• [TASK DIRECTIONS]: Select, from the data, each line where "Região" occurs.

(Excerpt from a dataset)
---*---

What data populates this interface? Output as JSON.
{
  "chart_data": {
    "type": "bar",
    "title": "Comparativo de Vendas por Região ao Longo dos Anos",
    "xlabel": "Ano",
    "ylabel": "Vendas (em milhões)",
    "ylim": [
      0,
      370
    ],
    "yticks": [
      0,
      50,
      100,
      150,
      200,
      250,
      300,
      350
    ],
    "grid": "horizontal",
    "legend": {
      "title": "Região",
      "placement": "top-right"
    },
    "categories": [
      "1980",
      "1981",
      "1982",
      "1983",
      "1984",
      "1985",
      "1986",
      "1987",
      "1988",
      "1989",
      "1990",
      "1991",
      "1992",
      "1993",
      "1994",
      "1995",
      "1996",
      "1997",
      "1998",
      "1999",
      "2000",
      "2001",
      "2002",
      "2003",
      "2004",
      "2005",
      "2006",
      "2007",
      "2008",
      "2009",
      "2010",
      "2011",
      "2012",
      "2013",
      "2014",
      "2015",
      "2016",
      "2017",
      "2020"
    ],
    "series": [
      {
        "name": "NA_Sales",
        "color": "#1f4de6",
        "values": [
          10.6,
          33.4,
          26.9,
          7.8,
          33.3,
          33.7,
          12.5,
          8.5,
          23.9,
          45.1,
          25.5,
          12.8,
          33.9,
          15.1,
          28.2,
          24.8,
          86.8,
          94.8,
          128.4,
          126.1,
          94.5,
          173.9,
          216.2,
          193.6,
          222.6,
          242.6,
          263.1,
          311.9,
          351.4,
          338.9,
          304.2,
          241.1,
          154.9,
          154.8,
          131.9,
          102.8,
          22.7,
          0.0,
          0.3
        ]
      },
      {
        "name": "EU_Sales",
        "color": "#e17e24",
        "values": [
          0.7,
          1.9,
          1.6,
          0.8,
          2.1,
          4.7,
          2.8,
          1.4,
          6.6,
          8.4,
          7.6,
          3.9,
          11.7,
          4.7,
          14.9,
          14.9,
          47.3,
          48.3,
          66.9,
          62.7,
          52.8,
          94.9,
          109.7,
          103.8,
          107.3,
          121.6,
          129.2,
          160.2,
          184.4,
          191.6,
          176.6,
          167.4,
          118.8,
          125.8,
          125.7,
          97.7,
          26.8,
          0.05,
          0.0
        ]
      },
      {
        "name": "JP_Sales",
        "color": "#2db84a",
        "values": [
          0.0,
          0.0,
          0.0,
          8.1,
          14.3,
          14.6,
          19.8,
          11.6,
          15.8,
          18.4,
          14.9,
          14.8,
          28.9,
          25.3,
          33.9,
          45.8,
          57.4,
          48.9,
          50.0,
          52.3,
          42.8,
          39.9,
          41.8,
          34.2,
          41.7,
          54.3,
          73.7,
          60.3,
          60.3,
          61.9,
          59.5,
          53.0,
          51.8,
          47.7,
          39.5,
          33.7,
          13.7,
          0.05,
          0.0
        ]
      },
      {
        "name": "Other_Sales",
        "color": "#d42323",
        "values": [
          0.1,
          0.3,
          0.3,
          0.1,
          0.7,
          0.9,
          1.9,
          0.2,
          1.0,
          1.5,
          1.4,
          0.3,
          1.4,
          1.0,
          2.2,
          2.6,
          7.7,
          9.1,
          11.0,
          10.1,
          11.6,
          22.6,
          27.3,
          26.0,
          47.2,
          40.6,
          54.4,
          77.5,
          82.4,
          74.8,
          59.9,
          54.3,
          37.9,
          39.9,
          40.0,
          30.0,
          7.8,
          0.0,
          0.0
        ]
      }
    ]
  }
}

---*---

• [RESULT]:
    "title": "Comparativo de Vendas por Região ao Longo dos Anos",
      "title": "Região",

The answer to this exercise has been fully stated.